Work to be completed —
Transcribe each line exactly.
------------------------------------------------------------
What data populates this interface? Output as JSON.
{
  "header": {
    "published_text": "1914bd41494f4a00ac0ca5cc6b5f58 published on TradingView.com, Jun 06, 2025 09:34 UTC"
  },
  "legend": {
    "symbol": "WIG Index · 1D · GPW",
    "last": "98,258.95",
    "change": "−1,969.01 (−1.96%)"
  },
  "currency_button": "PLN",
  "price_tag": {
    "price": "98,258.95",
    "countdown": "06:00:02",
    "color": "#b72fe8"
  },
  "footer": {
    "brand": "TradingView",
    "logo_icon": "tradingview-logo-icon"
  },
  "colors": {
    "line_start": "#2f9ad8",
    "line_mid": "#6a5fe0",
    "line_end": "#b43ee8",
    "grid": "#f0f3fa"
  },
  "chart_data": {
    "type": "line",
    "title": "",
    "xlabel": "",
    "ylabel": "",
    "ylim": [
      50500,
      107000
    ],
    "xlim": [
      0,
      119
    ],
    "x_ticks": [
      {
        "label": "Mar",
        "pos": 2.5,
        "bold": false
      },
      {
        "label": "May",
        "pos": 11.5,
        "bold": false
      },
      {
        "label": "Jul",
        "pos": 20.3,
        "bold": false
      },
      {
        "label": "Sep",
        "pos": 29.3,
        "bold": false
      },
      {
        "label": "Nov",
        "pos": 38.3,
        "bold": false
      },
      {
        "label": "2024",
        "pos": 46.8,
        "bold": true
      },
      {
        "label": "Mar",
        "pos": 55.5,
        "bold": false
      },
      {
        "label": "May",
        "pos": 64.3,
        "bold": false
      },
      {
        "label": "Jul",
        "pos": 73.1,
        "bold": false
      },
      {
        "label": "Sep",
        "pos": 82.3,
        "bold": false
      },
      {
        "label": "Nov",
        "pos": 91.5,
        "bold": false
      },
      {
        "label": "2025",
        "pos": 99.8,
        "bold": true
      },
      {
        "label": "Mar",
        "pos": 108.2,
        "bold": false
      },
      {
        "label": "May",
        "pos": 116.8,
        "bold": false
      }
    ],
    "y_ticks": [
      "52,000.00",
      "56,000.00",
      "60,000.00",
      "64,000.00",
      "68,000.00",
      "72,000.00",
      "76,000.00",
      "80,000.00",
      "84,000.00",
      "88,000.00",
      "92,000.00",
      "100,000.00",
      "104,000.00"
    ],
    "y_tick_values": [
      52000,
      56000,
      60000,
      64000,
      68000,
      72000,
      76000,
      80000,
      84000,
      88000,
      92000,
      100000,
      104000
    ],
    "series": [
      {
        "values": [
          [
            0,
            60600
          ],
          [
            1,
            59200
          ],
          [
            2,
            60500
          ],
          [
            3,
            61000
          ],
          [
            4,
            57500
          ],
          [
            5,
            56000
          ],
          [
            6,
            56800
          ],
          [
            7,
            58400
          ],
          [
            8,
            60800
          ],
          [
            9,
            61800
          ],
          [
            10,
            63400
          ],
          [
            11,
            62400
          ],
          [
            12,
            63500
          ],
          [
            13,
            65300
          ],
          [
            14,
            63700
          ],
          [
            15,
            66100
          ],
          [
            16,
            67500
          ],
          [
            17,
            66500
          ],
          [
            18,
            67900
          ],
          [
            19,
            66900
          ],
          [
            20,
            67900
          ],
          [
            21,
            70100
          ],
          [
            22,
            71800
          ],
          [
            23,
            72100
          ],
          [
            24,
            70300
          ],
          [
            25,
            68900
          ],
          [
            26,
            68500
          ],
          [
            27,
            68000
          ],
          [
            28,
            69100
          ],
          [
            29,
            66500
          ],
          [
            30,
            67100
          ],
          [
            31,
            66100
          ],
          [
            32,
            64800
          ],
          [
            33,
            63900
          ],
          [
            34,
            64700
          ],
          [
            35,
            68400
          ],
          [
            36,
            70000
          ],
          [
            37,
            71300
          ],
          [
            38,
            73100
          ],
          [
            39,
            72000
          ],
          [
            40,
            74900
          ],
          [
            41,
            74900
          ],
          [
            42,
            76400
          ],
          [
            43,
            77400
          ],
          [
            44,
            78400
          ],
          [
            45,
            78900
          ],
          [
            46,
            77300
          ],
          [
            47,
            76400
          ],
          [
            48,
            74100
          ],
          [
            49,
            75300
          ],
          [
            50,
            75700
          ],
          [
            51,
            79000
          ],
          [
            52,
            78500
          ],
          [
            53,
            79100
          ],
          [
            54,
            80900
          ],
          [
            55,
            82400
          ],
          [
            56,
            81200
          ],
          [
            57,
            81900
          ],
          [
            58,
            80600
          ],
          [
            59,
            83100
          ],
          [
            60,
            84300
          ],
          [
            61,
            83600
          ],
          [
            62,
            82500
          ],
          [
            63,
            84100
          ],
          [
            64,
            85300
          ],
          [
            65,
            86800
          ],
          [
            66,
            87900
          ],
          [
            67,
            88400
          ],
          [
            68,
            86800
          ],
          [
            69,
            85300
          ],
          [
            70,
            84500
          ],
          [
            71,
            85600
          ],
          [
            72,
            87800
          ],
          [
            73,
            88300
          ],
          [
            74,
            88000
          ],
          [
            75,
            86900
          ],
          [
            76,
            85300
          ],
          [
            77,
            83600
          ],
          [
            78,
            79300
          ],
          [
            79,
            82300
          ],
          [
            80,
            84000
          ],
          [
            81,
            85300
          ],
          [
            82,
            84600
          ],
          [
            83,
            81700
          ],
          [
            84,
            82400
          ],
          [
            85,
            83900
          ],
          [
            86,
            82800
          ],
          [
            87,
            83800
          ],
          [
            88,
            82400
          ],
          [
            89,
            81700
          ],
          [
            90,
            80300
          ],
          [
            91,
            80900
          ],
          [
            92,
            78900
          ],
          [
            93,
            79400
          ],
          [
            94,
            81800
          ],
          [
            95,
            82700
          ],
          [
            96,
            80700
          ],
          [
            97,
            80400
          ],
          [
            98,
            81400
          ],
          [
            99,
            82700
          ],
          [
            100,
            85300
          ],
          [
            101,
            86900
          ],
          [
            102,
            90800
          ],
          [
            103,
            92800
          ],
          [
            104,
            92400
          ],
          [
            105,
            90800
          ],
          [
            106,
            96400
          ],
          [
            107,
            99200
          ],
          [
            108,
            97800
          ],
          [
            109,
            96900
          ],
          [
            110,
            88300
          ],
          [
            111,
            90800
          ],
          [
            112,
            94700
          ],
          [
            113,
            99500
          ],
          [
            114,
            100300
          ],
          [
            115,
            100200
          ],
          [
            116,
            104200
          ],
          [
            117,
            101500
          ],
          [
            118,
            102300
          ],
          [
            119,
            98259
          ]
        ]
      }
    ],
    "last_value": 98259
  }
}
------------------------------------------------------------
In response —
What data populates this interface? Output as JSON.
{
  "header": {
    "published_text": "1914bd41494f4a00ac0ca5cc6b5f58 published on TradingView.com, Jun 06, 2025 09:34 UTC"
  },
  "legend": {
    "symbol": "WIG Index · 1D · GPW",
    "last": "98,258.95",
    "change": "−1,969.01 (−1.96%)"
  },
  "currency_button": "PLN",
  "price_tag": {
    "price": "98,258.95",
    "countdown": "06:00:02",
    "color": "#b72fe8"
  },
  "footer": {
    "brand": "TradingView",
    "logo_icon": "tradingview-logo-icon"
  },
  "colors": {
    "line_start": "#2f9ad8",
    "line_mid": "#6a5fe0",
    "line_end": "#b43ee8",
    "grid": "#f0f3fa"
  },
  "chart_data": {
    "type": "line",
    "title": "",
    "xlabel": "",
    "ylabel": "",
    "ylim": [
      50500,
      107000
    ],
    "xlim": [
      0,
      119
    ],
    "x_ticks": [
      {
        "label": "Mar",
        "pos": 2.5,
        "bold": false
      },
      {
        "label": "May",
        "pos": 11.5,
        "bold": false
      },
      {
        "label": "Jul",
        "pos": 20.3,
        "bold": false
      },
      {
        "label": "Sep",
        "pos": 29.3,
        "bold": false
      },
      {
        "label": "Nov",
        "pos": 38.3,
        "bold": false
      },
      {
        "label": "2024",
        "pos": 46.8,
        "bold": true
      },
      {
        "label": "Mar",
        "pos": 55.5,
        "bold": false
      },
      {
        "label": "May",
        "pos": 64.3,
        "bold": false
      },
      {
        "label": "Jul",
        "pos": 73.1,
        "bold": false
      },
      {
        "label": "Sep",
        "pos": 82.3,
        "bold": false
      },
      {
        "label": "Nov",
        "pos": 91.5,
        "bold": false
      },
      {
        "label": "2025",
        "pos": 99.8,
        "bold": true
      },
      {
        "label": "Mar",
        "pos": 108.2,
        "bold": false
      },
      {
        "label": "May",
        "pos": 116.8,
        "bold": false
      }
    ],
    "y_ticks": [
      "52,000.00",
      "56,000.00",
      "60,000.00",
      "64,000.00",
      "68,000.00",
      "72,000.00",
      "76,000.00",
      "80,000.00",
      "84,000.00",
      "88,000.00",
      "92,000.00",
      "100,000.00",
      "104,000.00"
    ],
    "y_tick_values": [
      52000,
      56000,
      60000,
      64000,
      68000,
      72000,
      76000,
      80000,
      84000,
      88000,
      92000,
      100000,
      104000
    ],
    "series": [
      {
        "values": [
          [
            0,
            60600
          ],
          [
            1,
            59200
          ],
          [
            2,
            60500
          ],
          [
            3,
            61000
          ],
          [
            4,
            57500
          ],
          [
            5,
            56000
          ],
          [
            6,
            56800
          ],
          [
            7,
            58400
          ],
          [
            8,
            60800
          ],
          [
            9,
            61800
          ],
          [
            10,
            63400
          ],
          [
            11,
            62400
          ],
          [
            12,
            63500
          ],
          [
            13,
            65300
          ],
          [
            14,
            63700
          ],
          [
            15,
            66100
          ],
          [
            16,
            67500
          ],
          [
            17,
            66500
          ],
          [
            18,
            67900
          ],
          [
            19,
            66900
          ],
          [
            20,
            67900
          ],
          [
            21,
            70100
          ],
          [
            22,
            71800
          ],
          [
            23,
            72100
          ],
          [
            24,
            70300
          ],
          [
            25,
            68900
          ],
          [
            26,
            68500
          ],
          [
            27,
            68000
          ],
          [
            28,
            69100
          ],
          [
            29,
            66500
          ],
          [
            30,
            67100
          ],
          [
            31,
            66100
          ],
          [
            32,
            64800
          ],
          [
            33,
            63900
          ],
          [
            34,
            64700
          ],
          [
            35,
            68400
          ],
          [
            36,
            70000
          ],
          [
            37,
            71300
          ],
          [
            38,
            73100
          ],
          [
            39,
            72000
          ],
          [
            40,
            74900
          ],
          [
            41,
            74900
          ],
          [
            42,
            76400
          ],
          [
            43,
            77400
          ],
          [
            44,
            78400
          ],
          [
            45,
            78900
          ],
          [
            46,
            77300
          ],
          [
            47,
            76400
          ],
          [
            48,
            74100
          ],
          [
            49,
            75300
          ],
          [
            50,
            75700
          ],
          [
            51,
            79000
          ],
          [
            52,
            78500
          ],
          [
            53,
            79100
          ],
          [
            54,
            80900
          ],
          [
            55,
            82400
          ],
          [
            56,
            81200
          ],
          [
            57,
            81900
          ],
          [
            58,
            80600
          ],
          [
            59,
            83100
          ],
          [
            60,
            84300
          ],
          [
            61,
            83600
          ],
          [
            62,
            82500
          ],
          [
            63,
            84100
          ],
          [
            64,
            85300
          ],
          [
            65,
            86800
          ],
          [
            66,
            87900
          ],
          [
            67,
            88400
          ],
          [
            68,
            86800
          ],
          [
            69,
            85300
          ],
          [
            70,
            84500
          ],
          [
            71,
            85600
          ],
          [
            72,
            87800
          ],
          [
            73,
            88300
          ],
          [
            74,
            88000
          ],
          [
            75,
            86900
          ],
          [
            76,
            85300
          ],
          [
            77,
            83600
          ],
          [
            78,
            79300
          ],
          [
            79,
            82300
          ],
          [
            80,
            84000
          ],
          [
            81,
            85300
          ],
          [
            82,
            84600
          ],
          [
            83,
            81700
          ],
          [
            84,
            82400
          ],
          [
            85,
            83900
          ],
          [
            86,
            82800
          ],
          [
            87,
            83800
          ],
          [
            88,
            82400
          ],
          [
            89,
            81700
          ],
          [
            90,
            80300
          ],
          [
            91,
            80900
          ],
          [
            92,
            78900
          ],
          [
            93,
            79400
          ],
          [
            94,
            81800
          ],
          [
            95,
            82700
          ],
          [
            96,
            80700
          ],
          [
            97,
            80400
          ],
          [
            98,
            81400
          ],
          [
            99,
            82700
          ],
          [
            100,
            85300
          ],
          [
            101,
            86900
          ],
          [
            102,
            90800
          ],
          [
            103,
            92800
          ],
          [
            104,
            92400
          ],
          [
            105,
            90800
          ],
          [
            106,
            96400
          ],
          [
            107,
            99200
          ],
          [
            108,
            97800
          ],
          [
            109,
            96900
          ],
          [
            110,
            88300
          ],
          [
            111,
            90800
          ],
          [
            112,
            94700
          ],
          [
            113,
            99500
          ],
          [
            114,
            100300
          ],
          [
            115,
            100200
          ],
          [
            116,
            104200
          ],
          [
            117,
            101500
          ],
          [
            118,
            102300
          ],
          [
            119,
            98259
          ]
        ]
      }
    ],
    "last_value": 98259
  }
}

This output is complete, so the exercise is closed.